Passage

• • • •

Day 6—Port in Linz, Austria–tour Cesky Krumlov, Czech Republic
I will admit, of all the reading and research I did to inform myself about this cruise, I completely missed the part that said we would be driving over the Austrian border into the Czech Republic! As a tiny bit of a travel nerd, I was so excited to add another country to our list as well as use another form of currency, the Czech koruna.
Our tour guide grew up in a time that the country was still behind the Iron Curtain, and it was so fascinating/saddening to hear her stories of how they lived under Communist rule, but also what their lives were like once their borders were opened and they were liberated. She told us stories of how her family would take turns standing in line to buy a freezer (it turns out the whole town only received 2), or a bicycle. She made the bus ride go by so quickly!

• • • •

Entries shown
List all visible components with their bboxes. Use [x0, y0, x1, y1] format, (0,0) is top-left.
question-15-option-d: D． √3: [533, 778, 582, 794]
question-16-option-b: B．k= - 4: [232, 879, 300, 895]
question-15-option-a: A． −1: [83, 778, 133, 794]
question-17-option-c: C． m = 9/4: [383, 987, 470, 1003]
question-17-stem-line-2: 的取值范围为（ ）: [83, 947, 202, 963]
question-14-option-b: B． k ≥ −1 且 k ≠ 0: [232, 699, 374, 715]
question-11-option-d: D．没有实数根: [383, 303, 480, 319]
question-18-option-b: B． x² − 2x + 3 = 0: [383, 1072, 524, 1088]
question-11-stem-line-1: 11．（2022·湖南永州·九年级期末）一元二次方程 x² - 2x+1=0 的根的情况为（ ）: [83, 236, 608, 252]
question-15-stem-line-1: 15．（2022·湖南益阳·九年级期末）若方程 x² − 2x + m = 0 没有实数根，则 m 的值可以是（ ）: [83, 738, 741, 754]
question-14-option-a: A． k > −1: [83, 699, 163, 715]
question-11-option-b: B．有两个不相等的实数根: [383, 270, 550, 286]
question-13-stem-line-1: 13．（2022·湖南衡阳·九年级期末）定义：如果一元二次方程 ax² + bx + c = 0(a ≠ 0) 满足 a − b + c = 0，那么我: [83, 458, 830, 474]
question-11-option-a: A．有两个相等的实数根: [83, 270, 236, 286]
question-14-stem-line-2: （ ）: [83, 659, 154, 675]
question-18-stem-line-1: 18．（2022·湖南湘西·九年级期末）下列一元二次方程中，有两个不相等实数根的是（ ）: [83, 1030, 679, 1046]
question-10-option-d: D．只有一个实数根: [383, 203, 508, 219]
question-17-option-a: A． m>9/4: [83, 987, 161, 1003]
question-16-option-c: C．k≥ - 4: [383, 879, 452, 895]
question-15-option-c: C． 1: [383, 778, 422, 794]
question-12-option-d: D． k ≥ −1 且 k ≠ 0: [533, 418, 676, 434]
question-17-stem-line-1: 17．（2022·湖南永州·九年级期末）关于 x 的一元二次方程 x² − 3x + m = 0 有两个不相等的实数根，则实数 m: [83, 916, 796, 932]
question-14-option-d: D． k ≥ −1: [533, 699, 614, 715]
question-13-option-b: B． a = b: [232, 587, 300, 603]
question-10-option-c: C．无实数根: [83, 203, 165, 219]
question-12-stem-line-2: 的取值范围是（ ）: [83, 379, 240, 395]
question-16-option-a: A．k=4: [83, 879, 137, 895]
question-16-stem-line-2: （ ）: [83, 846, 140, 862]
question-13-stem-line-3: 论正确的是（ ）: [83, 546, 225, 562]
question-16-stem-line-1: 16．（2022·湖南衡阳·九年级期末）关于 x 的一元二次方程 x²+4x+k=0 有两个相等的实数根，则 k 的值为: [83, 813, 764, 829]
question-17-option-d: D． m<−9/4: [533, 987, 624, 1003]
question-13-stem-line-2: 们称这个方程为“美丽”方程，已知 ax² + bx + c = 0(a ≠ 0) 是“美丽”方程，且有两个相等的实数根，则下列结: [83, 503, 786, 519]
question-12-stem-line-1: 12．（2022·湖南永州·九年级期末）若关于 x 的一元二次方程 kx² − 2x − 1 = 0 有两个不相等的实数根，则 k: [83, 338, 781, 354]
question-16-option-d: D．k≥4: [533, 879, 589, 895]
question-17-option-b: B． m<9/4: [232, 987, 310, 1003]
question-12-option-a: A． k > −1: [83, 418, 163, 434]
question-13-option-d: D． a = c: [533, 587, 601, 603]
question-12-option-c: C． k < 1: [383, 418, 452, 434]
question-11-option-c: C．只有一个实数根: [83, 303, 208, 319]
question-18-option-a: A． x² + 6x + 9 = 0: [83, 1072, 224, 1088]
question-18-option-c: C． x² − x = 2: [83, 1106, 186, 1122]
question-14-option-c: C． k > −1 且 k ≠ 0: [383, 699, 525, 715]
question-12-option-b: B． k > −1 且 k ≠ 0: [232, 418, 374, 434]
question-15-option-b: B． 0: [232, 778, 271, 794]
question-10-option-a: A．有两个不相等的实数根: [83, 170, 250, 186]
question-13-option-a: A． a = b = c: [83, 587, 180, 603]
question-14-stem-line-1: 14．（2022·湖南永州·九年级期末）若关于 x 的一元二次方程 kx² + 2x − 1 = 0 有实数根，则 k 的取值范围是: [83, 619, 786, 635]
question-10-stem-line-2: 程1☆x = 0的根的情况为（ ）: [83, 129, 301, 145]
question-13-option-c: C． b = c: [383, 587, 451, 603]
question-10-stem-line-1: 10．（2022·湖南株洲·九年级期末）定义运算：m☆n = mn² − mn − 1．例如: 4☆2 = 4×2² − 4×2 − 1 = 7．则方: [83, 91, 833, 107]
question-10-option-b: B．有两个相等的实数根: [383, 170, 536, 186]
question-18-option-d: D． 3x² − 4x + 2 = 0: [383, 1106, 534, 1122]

• • • •

Objectives
1. Answer these questions using the Cesky Krumlov travel account.
(a) In which city did the ship dock that day?
(b) What currency did the writer get to use on the tour?
(c) How many freezers did the guide's whole town receive?
2. Carry on the Cesky Krumlov travel account from the point where it stops.
None of the rows are needed here.

Answers in order
1.
(a) Linz, Austria
(b) The Czech koruna
(c) Two

2.
One we reached our destination, we toured the grounds and tower of Cesky Krumlov castle, as well as the small, historic town around it. We were given more free time here than any other place to explore, making this one of our favorite stops on the entire trip.
Day 7—Passau, Germany
Our last stop on the cruising portion of our Viking trip was the small port town of Passau, Germany. We arrived in the middle of the night and were ready to begin the walking tour of the town after breakfast. Our guide took us through the beautiful cobblestone streets of the port town, and walked us along one of the three rivers that intersects through Passau. After the short tour we shuttled back to the boat for an early lunch and then set out to explore the city on our own. We toured what I think has the most opulently decorated cathedral ceilings I’ve ever seen, St. Stephen’s Cathedral (yes, another one). Although the outside is not much to speak of, I couldn’t keep my eyes off of the ornate ceilings the entire time we were inside.
After St. Stephen’s we took the shuttle that runs from the river level part of the town to the top of the hill, where the fortress, Veste Oberhaus, over looks all of Passau. The fortress was founded in 1219 and visitors are free to roam the grounds and climb to the highest lookout point. Make sure to wear comfortable shoes!
After our exploring, we returned to our Viking ship for the last dinner and evening on board. We were sad to leave our crew, whose friendliness and personalities made the cruise portion even more special.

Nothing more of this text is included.